[Start of Dataset]

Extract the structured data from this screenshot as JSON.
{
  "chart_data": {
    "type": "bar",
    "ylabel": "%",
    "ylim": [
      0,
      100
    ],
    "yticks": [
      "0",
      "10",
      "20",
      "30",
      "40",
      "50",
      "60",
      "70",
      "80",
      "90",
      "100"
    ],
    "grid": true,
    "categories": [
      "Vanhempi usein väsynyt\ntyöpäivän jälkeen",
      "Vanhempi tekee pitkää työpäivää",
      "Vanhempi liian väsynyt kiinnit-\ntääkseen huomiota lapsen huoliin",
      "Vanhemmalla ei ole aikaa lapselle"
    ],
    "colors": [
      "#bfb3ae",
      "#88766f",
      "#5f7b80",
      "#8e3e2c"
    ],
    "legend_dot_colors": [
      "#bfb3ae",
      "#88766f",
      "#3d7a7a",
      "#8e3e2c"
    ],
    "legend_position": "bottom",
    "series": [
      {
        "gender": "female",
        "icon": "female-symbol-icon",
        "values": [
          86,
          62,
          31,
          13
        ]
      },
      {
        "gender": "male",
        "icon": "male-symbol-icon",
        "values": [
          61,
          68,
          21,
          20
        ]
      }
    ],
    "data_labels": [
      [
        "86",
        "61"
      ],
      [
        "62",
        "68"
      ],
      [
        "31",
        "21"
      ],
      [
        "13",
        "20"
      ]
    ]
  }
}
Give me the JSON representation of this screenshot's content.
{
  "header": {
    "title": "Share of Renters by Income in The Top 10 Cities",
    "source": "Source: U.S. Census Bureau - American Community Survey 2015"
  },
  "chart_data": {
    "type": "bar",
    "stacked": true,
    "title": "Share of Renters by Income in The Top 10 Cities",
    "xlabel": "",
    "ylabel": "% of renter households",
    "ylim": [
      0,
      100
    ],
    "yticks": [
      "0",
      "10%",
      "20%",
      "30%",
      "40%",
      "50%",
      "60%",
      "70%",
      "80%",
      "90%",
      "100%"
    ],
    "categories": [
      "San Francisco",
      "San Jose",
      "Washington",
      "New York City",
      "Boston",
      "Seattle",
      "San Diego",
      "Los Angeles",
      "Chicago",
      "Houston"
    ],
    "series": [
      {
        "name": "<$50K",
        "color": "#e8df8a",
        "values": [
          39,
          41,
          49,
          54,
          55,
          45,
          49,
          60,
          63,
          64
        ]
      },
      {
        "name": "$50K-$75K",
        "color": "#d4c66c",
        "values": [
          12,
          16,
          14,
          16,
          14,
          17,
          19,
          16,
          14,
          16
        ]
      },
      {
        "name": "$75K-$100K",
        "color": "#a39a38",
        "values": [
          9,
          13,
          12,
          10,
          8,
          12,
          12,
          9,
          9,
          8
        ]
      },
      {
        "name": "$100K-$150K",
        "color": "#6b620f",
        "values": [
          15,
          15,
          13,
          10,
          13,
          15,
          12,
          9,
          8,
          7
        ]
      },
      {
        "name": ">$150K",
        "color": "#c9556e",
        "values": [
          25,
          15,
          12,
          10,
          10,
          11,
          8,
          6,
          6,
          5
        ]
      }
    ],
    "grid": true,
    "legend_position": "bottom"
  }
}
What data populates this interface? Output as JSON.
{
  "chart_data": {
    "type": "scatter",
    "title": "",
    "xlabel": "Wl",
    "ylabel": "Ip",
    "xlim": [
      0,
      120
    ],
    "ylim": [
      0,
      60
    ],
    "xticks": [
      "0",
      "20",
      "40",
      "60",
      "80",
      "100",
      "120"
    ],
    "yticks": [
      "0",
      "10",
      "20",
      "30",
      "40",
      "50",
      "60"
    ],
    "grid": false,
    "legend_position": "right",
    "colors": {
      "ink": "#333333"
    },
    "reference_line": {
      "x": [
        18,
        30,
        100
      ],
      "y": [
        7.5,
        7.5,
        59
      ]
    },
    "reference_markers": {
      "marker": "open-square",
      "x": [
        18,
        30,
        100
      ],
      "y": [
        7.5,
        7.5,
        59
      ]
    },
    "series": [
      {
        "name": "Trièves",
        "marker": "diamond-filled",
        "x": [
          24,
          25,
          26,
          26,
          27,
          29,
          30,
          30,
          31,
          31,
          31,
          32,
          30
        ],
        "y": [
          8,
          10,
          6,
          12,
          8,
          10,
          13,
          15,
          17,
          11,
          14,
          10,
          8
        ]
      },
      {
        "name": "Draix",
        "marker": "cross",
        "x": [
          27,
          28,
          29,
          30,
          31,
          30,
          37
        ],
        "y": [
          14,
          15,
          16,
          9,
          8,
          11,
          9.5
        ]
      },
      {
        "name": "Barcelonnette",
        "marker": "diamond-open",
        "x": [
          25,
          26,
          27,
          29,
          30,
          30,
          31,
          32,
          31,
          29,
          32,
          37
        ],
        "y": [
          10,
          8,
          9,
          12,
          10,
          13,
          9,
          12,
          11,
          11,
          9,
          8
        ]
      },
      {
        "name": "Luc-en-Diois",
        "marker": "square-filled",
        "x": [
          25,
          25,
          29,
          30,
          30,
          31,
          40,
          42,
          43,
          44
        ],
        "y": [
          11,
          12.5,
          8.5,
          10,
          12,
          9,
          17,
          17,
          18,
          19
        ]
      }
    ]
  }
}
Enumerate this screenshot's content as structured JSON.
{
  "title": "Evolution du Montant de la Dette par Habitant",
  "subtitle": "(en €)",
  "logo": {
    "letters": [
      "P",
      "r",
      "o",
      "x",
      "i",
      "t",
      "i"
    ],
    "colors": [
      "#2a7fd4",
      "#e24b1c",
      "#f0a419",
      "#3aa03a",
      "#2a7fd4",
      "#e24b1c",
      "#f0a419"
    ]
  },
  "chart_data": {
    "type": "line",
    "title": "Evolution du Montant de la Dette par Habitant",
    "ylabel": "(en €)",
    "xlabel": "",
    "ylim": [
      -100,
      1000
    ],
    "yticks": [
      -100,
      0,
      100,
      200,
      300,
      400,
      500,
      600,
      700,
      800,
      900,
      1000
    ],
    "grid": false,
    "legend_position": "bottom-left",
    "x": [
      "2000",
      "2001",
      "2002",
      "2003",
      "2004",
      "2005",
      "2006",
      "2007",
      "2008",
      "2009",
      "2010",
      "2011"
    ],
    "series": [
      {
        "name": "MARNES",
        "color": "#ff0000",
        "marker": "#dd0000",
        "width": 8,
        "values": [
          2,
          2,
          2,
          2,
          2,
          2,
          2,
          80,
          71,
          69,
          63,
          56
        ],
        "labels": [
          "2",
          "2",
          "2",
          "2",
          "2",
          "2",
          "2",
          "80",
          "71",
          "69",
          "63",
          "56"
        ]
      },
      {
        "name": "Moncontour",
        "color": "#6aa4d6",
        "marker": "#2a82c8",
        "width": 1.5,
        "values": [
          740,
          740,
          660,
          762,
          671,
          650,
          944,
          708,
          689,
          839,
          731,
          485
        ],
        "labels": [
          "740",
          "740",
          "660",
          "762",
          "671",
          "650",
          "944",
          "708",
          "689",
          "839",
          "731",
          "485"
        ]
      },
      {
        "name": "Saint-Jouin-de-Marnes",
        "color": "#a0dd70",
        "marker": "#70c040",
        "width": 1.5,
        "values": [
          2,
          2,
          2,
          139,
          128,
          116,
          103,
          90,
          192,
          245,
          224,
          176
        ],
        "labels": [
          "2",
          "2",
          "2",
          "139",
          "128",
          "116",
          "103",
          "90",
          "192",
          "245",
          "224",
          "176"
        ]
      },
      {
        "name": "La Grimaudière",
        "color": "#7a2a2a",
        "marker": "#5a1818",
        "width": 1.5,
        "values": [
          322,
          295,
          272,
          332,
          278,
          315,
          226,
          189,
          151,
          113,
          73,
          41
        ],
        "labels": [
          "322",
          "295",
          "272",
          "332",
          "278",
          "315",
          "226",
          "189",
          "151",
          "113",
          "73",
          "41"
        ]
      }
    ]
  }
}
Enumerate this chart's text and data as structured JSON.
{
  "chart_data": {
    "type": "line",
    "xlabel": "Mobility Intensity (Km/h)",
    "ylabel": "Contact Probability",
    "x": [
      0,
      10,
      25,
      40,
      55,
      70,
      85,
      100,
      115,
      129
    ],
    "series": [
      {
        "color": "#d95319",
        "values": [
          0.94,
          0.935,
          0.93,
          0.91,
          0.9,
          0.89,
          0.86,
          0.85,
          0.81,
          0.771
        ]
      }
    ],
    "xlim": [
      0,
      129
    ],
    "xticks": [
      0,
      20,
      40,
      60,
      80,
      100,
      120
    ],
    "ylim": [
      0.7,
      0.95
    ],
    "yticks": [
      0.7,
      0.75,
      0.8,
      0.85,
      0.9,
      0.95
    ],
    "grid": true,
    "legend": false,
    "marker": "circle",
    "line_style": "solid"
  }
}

[End of Dataset]

Read the entries and pick out all lines that include the word "Dette".

  "title": "Evolution du Montant de la Dette par Habitant",
    "title": "Evolution du Montant de la Dette par Habitant",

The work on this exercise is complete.